> [Collection entries]:

━━━━

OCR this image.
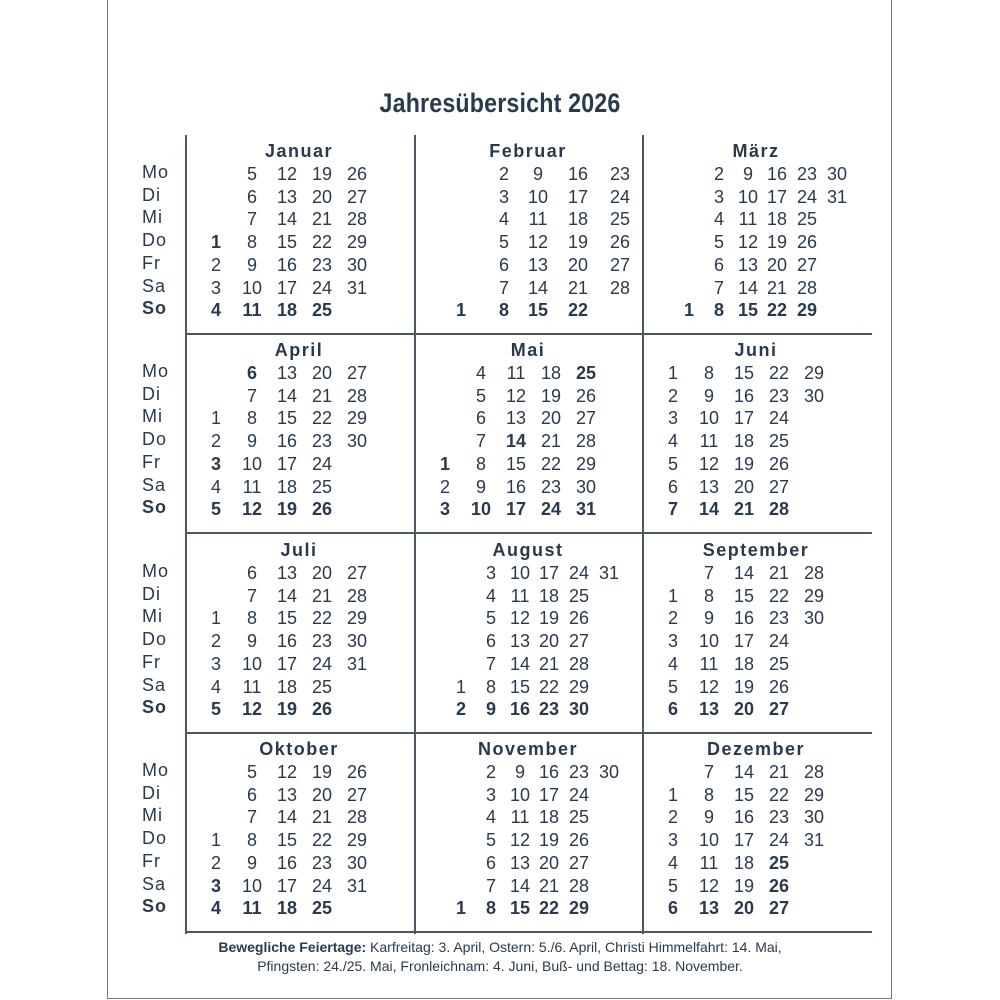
Jahresübersicht 2026
Mo
Di
Mi
Do
Fr
Sa
So
Januar
1
2
3
4
5
6
7
8
9
10
11
12
13
14
15
16
17
18
19
20
21
22
23
24
25
26
27
28
29
30
31
Februar
1
2
3
4
5
6
7
8
9
10
11
12
13
14
15
16
17
18
19
20
21
22
23
24
25
26
27
28
März
1
2
3
4
5
6
7
8
9
10
11
12
13
14
15
16
17
18
19
20
21
22
23
24
25
26
27
28
29
30
31
Mo
Di
Mi
Do
Fr
Sa
So
April
1
2
3
4
5
6
7
8
9
10
11
12
13
14
15
16
17
18
19
20
21
22
23
24
25
26
27
28
29
30
Mai
1
2
3
4
5
6
7
8
9
10
11
12
13
14
15
16
17
18
19
20
21
22
23
24
25
26
27
28
29
30
31
Juni
1
2
3
4
5
6
7
8
9
10
11
12
13
14
15
16
17
18
19
20
21
22
23
24
25
26
27
28
29
30
Mo
Di
Mi
Do
Fr
Sa
So
Juli
1
2
3
4
5
6
7
8
9
10
11
12
13
14
15
16
17
18
19
20
21
22
23
24
25
26
27
28
29
30
31
August
1
2
3
4
5
6
7
8
9
10
11
12
13
14
15
16
17
18
19
20
21
22
23
24
25
26
27
28
29
30
31
September
1
2
3
4
5
6
7
8
9
10
11
12
13
14
15
16
17
18
19
20
21
22
23
24
25
26
27
28
29
30
Mo
Di
Mi
Do
Fr
Sa
So
Oktober
1
2
3
4
5
6
7
8
9
10
11
12
13
14
15
16
17
18
19
20
21
22
23
24
25
26
27
28
29
30
31
November
1
2
3
4
5
6
7
8
9
10
11
12
13
14
15
16
17
18
19
20
21
22
23
24
25
26
27
28
29
30
Dezember
1
2
3
4
5
6
7
8
9
10
11
12
13
14
15
16
17
18
19
20
21
22
23
24
25
26
27
28
29
30
31
Bewegliche Feiertage: Karfreitag: 3. April, Ostern: 5./6. April, Christi Himmelfahrt: 14. Mai,
Pfingsten: 24./25. Mai, Fronleichnam: 4. Juni, Buß- und Bettag: 18. November.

━━━━

> [Prompt]: Strip out the pictures and quote the remaining data word for word.

> [Answer to this problem]:
OCR this image.
Jahresübersicht 2026
Mo
Di
Mi
Do
Fr
Sa
So
Januar
1
2
3
4
5
6
7
8
9
10
11
12
13
14
15
16
17
18
19
20
21
22
23
24
25
26
27
28
29
30
31
Februar
1
2
3
4
5
6
7
8
9
10
11
12
13
14
15
16
17
18
19
20
21
22
23
24
25
26
27
28
März
1
2
3
4
5
6
7
8
9
10
11
12
13
14
15
16
17
18
19
20
21
22
23
24
25
26
27
28
29
30
31
Mo
Di
Mi
Do
Fr
Sa
So
April
1
2
3
4
5
6
7
8
9
10
11
12
13
14
15
16
17
18
19
20
21
22
23
24
25
26
27
28
29
30
Mai
1
2
3
4
5
6
7
8
9
10
11
12
13
14
15
16
17
18
19
20
21
22
23
24
25
26
27
28
29
30
31
Juni
1
2
3
4
5
6
7
8
9
10
11
12
13
14
15
16
17
18
19
20
21
22
23
24
25
26
27
28
29
30
Mo
Di
Mi
Do
Fr
Sa
So
Juli
1
2
3
4
5
6
7
8
9
10
11
12
13
14
15
16
17
18
19
20
21
22
23
24
25
26
27
28
29
30
31
August
1
2
3
4
5
6
7
8
9
10
11
12
13
14
15
16
17
18
19
20
21
22
23
24
25
26
27
28
29
30
31
September
1
2
3
4
5
6
7
8
9
10
11
12
13
14
15
16
17
18
19
20
21
22
23
24
25
26
27
28
29
30
Mo
Di
Mi
Do
Fr
Sa
So
Oktober
1
2
3
4
5
6
7
8
9
10
11
12
13
14
15
16
17
18
19
20
21
22
23
24
25
26
27
28
29
30
31
November
1
2
3
4
5
6
7
8
9
10
11
12
13
14
15
16
17
18
19
20
21
22
23
24
25
26
27
28
29
30
Dezember
1
2
3
4
5
6
7
8
9
10
11
12
13
14
15
16
17
18
19
20
21
22
23
24
25
26
27
28
29
30
31
Bewegliche Feiertage: Karfreitag: 3. April, Ostern: 5./6. April, Christi Himmelfahrt: 14. Mai,
Pfingsten: 24./25. Mai, Fronleichnam: 4. Juni, Buß- und Bettag: 18. November.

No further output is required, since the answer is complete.